**Given information:**
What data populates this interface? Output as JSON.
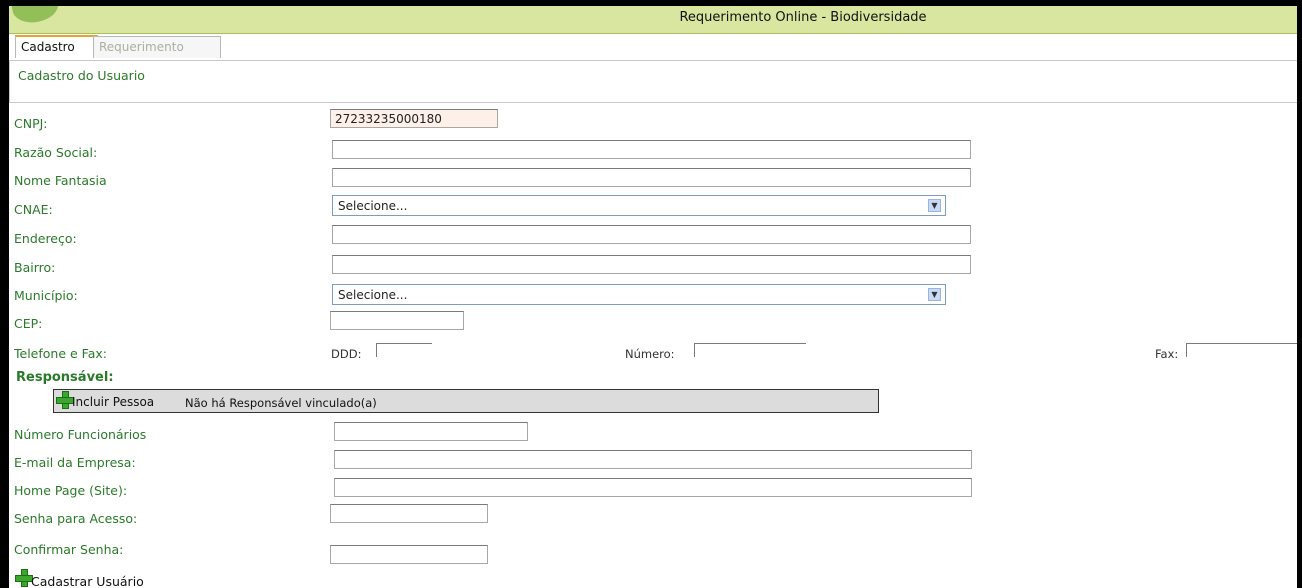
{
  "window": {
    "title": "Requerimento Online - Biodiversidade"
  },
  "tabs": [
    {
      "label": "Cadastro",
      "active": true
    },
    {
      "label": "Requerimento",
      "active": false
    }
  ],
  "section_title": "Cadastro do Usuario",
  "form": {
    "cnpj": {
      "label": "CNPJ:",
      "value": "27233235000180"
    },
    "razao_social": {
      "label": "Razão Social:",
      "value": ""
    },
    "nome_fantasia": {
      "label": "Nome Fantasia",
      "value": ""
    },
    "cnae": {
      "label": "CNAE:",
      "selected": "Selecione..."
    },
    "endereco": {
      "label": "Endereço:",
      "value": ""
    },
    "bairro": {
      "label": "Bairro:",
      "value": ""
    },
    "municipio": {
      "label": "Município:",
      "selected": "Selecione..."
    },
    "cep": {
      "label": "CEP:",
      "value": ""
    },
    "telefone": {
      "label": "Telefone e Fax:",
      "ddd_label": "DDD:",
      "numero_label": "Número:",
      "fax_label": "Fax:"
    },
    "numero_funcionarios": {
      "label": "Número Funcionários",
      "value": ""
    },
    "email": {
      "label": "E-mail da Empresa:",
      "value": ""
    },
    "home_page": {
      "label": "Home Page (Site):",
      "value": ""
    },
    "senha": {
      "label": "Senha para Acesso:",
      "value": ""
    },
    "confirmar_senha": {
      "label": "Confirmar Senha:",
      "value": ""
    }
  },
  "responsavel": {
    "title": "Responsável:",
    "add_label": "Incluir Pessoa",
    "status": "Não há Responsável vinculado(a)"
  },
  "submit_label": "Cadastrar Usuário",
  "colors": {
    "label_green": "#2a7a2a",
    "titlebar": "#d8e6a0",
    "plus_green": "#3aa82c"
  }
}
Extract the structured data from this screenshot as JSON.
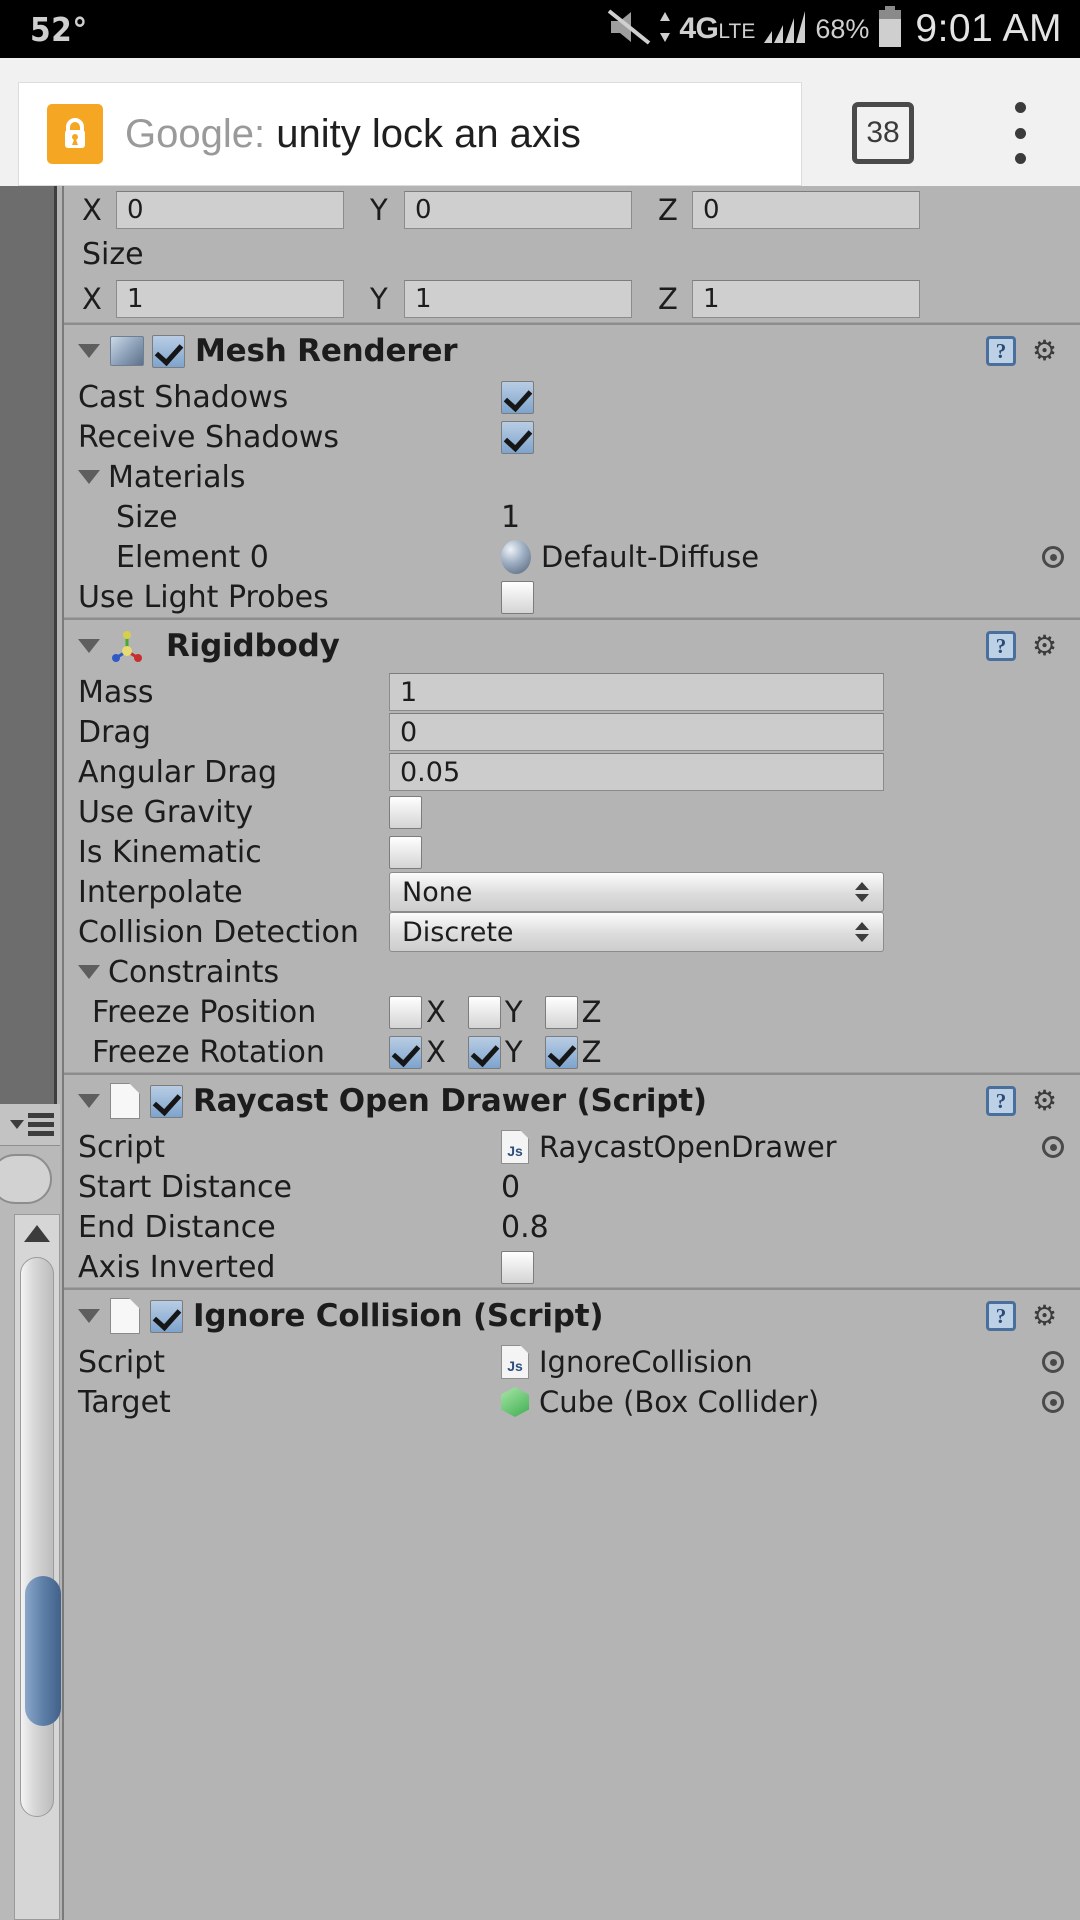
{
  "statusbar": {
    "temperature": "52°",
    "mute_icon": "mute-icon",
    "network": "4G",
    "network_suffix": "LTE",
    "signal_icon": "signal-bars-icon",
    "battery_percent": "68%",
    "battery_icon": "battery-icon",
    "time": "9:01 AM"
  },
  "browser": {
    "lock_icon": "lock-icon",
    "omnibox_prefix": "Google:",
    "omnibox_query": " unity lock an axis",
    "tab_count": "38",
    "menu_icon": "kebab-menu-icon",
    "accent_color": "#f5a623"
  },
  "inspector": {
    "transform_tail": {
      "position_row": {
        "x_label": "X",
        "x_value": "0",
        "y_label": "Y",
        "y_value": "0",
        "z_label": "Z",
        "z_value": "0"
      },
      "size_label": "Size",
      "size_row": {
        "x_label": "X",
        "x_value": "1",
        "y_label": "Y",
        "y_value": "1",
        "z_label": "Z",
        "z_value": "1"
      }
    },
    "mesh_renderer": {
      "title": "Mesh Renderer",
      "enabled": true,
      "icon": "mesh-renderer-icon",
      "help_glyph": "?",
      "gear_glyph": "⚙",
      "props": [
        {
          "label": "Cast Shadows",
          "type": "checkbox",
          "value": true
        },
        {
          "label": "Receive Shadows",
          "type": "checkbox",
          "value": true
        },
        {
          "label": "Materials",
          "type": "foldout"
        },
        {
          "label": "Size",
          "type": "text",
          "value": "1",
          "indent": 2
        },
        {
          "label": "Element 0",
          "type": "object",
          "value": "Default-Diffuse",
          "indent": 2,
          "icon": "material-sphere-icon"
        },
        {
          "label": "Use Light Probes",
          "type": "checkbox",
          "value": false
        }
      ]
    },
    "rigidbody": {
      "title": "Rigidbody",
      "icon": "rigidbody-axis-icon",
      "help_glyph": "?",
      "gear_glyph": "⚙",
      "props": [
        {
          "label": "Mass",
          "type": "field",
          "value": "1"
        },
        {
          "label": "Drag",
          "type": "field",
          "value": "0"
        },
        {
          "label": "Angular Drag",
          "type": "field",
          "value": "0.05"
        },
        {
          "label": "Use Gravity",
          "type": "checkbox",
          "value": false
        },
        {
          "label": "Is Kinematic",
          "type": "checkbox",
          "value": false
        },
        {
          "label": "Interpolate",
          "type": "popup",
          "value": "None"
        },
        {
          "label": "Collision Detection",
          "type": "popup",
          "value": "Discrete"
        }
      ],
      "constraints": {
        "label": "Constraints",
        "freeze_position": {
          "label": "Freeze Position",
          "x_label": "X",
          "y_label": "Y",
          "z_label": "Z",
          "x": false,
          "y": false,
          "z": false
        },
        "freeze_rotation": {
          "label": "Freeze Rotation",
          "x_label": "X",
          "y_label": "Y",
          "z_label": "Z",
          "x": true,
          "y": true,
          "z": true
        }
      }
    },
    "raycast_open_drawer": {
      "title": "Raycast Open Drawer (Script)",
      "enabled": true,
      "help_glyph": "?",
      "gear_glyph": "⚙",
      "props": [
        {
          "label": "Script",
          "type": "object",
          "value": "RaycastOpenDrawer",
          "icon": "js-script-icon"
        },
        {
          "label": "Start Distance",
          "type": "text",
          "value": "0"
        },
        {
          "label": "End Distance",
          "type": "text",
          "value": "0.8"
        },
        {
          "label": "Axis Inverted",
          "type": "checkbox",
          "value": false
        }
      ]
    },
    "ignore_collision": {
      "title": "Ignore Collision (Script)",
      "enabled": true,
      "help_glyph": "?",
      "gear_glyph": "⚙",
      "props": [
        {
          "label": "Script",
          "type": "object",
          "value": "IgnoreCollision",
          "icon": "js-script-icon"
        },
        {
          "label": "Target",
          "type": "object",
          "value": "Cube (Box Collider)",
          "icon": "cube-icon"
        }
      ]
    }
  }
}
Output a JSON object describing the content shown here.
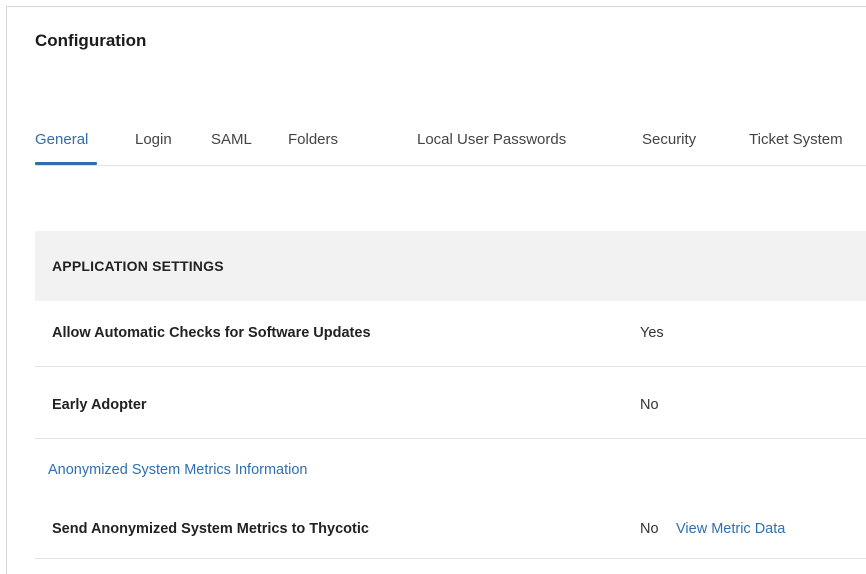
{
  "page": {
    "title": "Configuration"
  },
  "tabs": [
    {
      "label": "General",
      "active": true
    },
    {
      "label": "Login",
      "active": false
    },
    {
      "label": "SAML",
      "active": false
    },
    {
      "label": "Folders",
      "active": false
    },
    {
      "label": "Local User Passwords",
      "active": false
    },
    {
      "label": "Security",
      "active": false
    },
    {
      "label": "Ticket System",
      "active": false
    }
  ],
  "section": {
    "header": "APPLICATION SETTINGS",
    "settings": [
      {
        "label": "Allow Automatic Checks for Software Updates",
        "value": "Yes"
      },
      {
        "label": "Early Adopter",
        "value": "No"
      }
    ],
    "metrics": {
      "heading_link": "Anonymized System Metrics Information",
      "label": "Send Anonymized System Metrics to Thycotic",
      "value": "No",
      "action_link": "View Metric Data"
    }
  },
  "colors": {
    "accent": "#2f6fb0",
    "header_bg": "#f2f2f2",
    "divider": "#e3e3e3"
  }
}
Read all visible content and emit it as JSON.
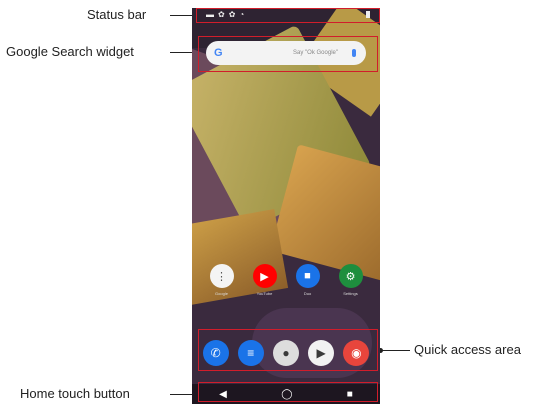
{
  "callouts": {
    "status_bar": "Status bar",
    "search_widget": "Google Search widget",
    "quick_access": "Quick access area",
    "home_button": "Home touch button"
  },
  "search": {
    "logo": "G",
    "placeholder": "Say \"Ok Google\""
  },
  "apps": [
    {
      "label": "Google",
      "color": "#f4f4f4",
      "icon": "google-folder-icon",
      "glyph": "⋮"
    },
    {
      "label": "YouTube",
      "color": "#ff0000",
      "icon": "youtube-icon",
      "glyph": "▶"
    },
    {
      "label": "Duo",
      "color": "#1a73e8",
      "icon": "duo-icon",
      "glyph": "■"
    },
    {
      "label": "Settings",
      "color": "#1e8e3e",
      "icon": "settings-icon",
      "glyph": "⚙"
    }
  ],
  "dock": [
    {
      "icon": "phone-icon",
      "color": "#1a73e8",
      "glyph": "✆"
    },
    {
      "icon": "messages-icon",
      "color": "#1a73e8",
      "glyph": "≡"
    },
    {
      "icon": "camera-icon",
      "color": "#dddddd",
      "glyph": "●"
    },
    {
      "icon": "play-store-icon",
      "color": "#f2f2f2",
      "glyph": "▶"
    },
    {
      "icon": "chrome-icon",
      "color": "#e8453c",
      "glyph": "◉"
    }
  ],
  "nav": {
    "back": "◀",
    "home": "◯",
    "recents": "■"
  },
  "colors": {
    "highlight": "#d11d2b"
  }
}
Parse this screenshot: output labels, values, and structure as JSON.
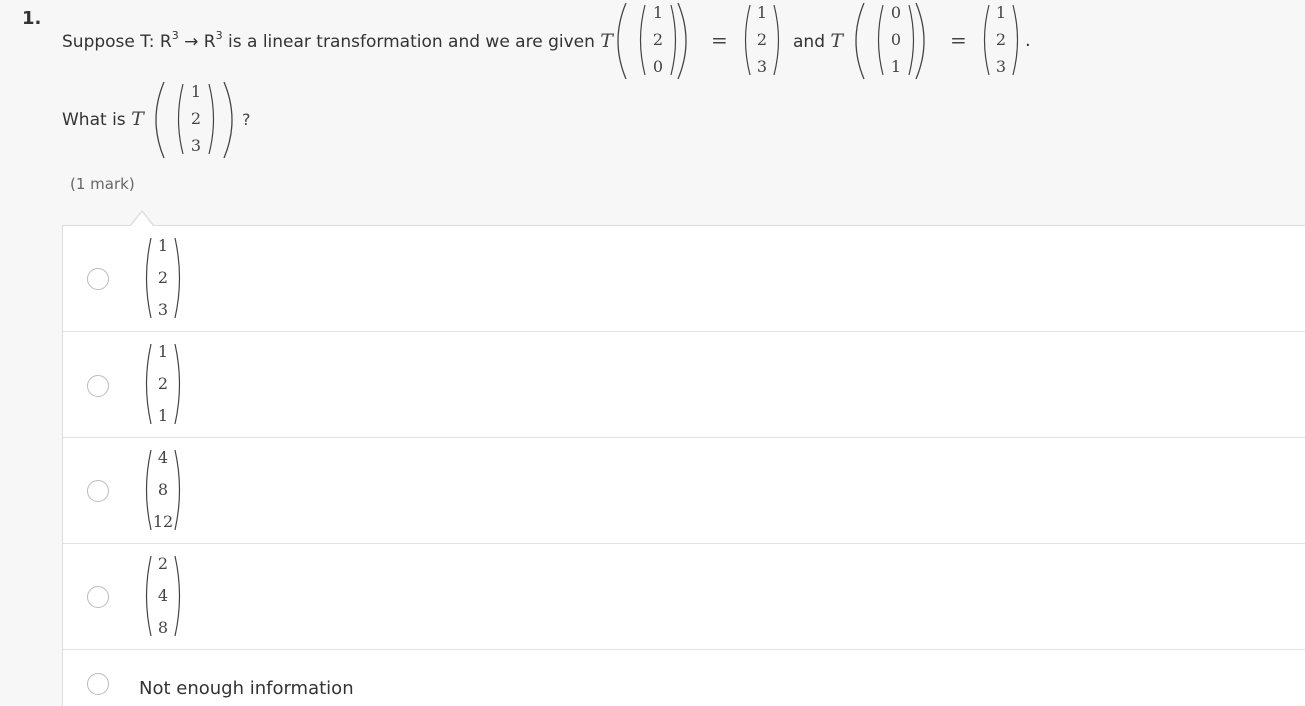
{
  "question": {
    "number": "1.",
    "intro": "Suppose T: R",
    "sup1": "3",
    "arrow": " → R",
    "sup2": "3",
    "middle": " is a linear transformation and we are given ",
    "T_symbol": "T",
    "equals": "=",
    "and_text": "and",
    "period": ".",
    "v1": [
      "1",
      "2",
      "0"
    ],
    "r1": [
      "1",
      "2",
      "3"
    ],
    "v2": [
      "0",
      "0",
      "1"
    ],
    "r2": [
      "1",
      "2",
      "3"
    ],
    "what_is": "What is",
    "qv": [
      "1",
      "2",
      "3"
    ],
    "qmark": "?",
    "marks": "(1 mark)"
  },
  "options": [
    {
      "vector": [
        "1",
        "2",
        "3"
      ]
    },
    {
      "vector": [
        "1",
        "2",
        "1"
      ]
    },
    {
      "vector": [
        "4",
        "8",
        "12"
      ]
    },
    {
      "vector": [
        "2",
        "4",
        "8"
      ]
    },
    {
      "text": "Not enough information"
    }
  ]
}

**Written problem:**
Reproduce word for word the lines running from the line with "Parse this screenshot: output" through the end of the data, both included, and nothing else; leave out the pictures.

**The result:**
Parse this screenshot: output labels, values, and structure as JSON.
{
  "question": {
    "number": "1.",
    "intro": "Suppose T: R",
    "sup1": "3",
    "arrow": " → R",
    "sup2": "3",
    "middle": " is a linear transformation and we are given ",
    "T_symbol": "T",
    "equals": "=",
    "and_text": "and",
    "period": ".",
    "v1": [
      "1",
      "2",
      "0"
    ],
    "r1": [
      "1",
      "2",
      "3"
    ],
    "v2": [
      "0",
      "0",
      "1"
    ],
    "r2": [
      "1",
      "2",
      "3"
    ],
    "what_is": "What is",
    "qv": [
      "1",
      "2",
      "3"
    ],
    "qmark": "?",
    "marks": "(1 mark)"
  },
  "options": [
    {
      "vector": [
        "1",
        "2",
        "3"
      ]
    },
    {
      "vector": [
        "1",
        "2",
        "1"
      ]
    },
    {
      "vector": [
        "4",
        "8",
        "12"
      ]
    },
    {
      "vector": [
        "2",
        "4",
        "8"
      ]
    },
    {
      "text": "Not enough information"
    }
  ]
}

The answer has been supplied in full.